▶ REQUIRED WORK: In your copy, reproduce the entries exactly as they are, minus the images.

Excerpt from a dataset
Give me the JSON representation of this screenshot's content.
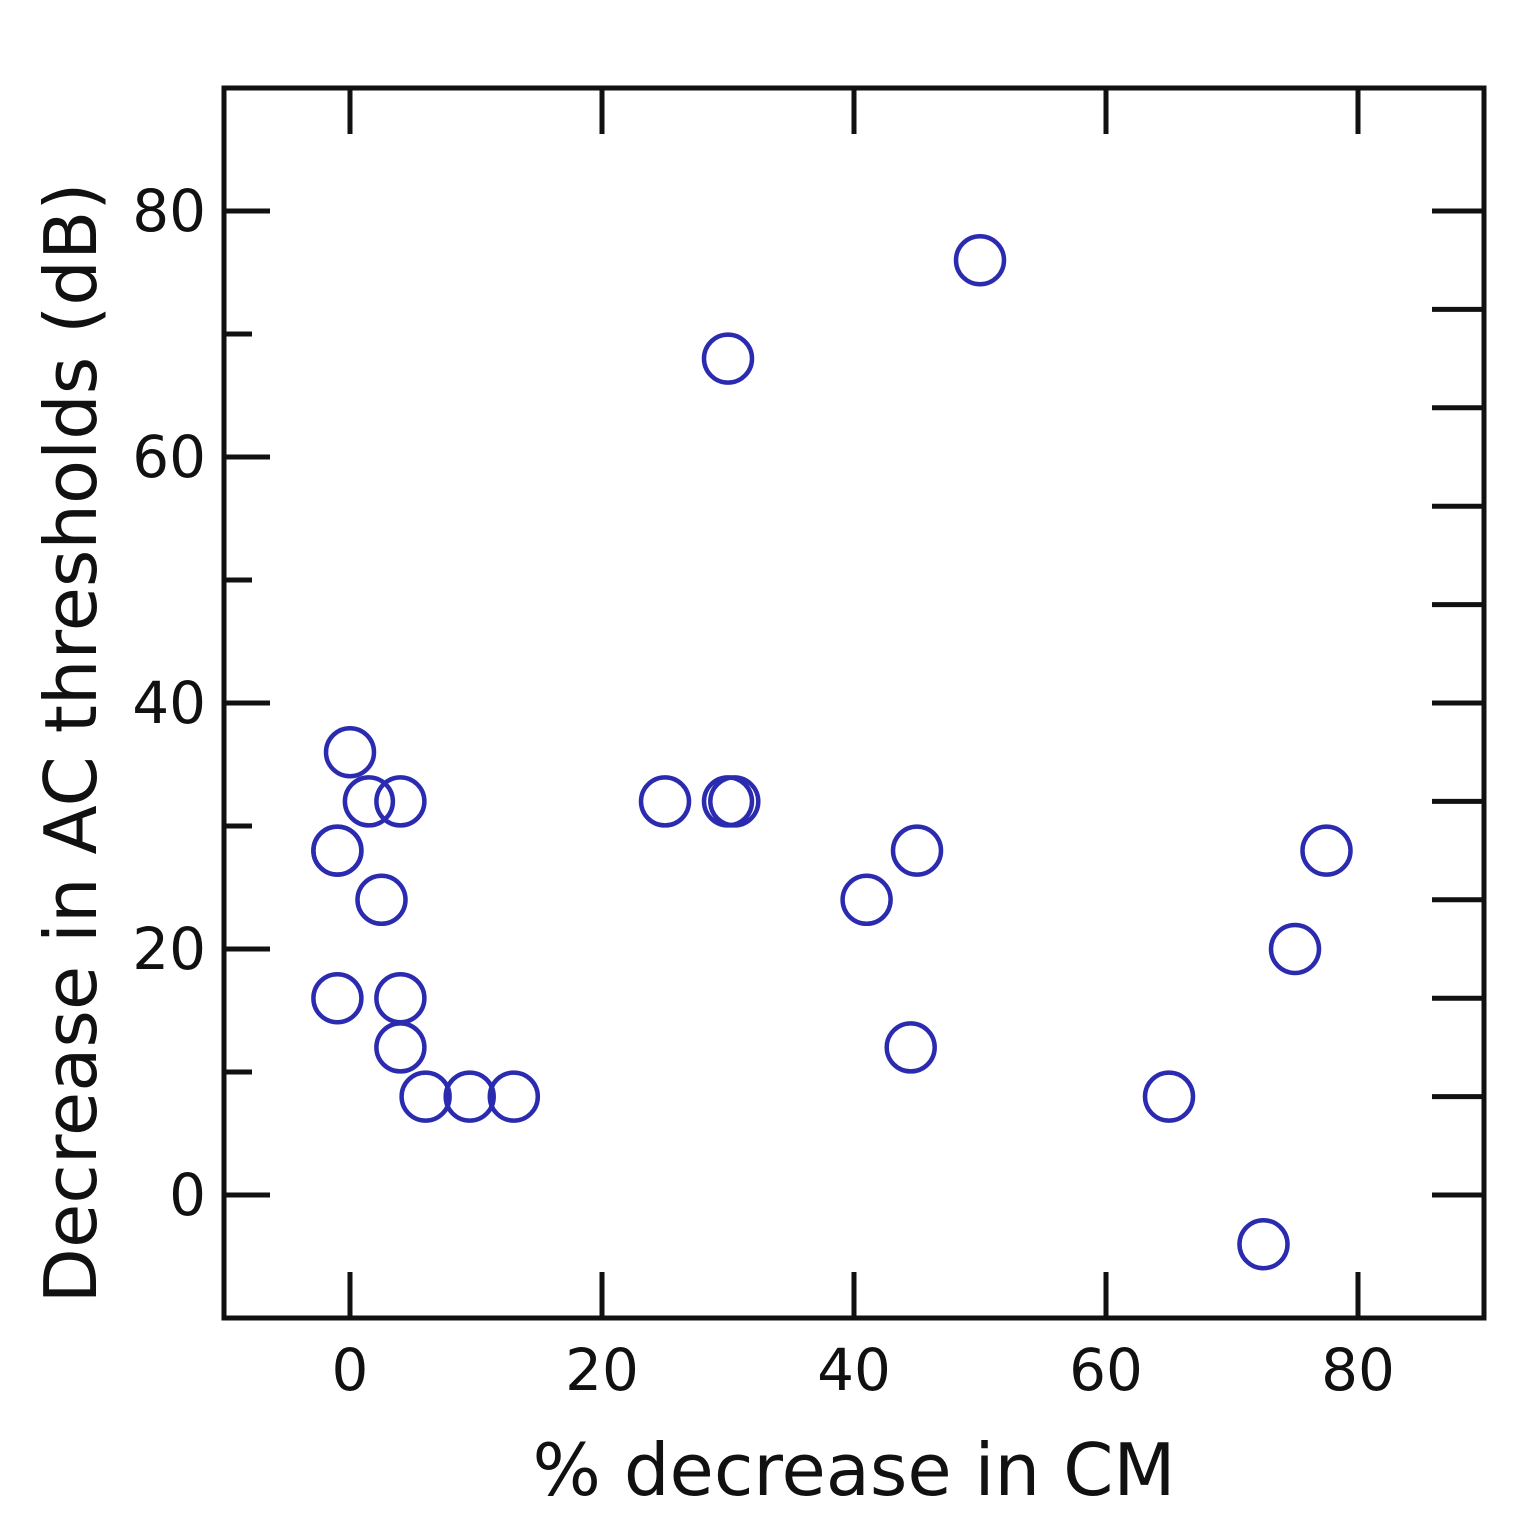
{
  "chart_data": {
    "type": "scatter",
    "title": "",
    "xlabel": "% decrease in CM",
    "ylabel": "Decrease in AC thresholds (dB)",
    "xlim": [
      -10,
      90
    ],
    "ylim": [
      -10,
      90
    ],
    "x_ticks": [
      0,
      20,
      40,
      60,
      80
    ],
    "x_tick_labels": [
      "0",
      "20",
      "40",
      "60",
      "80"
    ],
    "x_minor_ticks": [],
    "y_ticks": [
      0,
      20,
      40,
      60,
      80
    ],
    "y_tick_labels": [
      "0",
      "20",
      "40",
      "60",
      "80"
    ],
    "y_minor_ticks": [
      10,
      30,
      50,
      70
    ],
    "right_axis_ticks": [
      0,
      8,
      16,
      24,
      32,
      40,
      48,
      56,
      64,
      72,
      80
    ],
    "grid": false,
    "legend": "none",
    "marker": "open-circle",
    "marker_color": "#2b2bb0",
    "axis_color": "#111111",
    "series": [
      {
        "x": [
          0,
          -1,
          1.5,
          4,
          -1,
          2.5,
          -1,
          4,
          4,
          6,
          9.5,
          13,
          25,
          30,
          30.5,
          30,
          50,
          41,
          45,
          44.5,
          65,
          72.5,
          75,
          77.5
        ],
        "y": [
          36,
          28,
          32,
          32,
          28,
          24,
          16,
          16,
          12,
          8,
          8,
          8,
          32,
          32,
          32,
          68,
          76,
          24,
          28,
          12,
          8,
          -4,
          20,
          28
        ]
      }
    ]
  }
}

▶ OUTPUT OF THE TASK:
Give me the JSON representation of this screenshot's content.
{
  "chart_data": {
    "type": "scatter",
    "title": "",
    "xlabel": "% decrease in CM",
    "ylabel": "Decrease in AC thresholds (dB)",
    "xlim": [
      -10,
      90
    ],
    "ylim": [
      -10,
      90
    ],
    "x_ticks": [
      0,
      20,
      40,
      60,
      80
    ],
    "x_tick_labels": [
      "0",
      "20",
      "40",
      "60",
      "80"
    ],
    "x_minor_ticks": [],
    "y_ticks": [
      0,
      20,
      40,
      60,
      80
    ],
    "y_tick_labels": [
      "0",
      "20",
      "40",
      "60",
      "80"
    ],
    "y_minor_ticks": [
      10,
      30,
      50,
      70
    ],
    "right_axis_ticks": [
      0,
      8,
      16,
      24,
      32,
      40,
      48,
      56,
      64,
      72,
      80
    ],
    "grid": false,
    "legend": "none",
    "marker": "open-circle",
    "marker_color": "#2b2bb0",
    "axis_color": "#111111",
    "series": [
      {
        "x": [
          0,
          -1,
          1.5,
          4,
          -1,
          2.5,
          -1,
          4,
          4,
          6,
          9.5,
          13,
          25,
          30,
          30.5,
          30,
          50,
          41,
          45,
          44.5,
          65,
          72.5,
          75,
          77.5
        ],
        "y": [
          36,
          28,
          32,
          32,
          28,
          24,
          16,
          16,
          12,
          8,
          8,
          8,
          32,
          32,
          32,
          68,
          76,
          24,
          28,
          12,
          8,
          -4,
          20,
          28
        ]
      }
    ]
  }
}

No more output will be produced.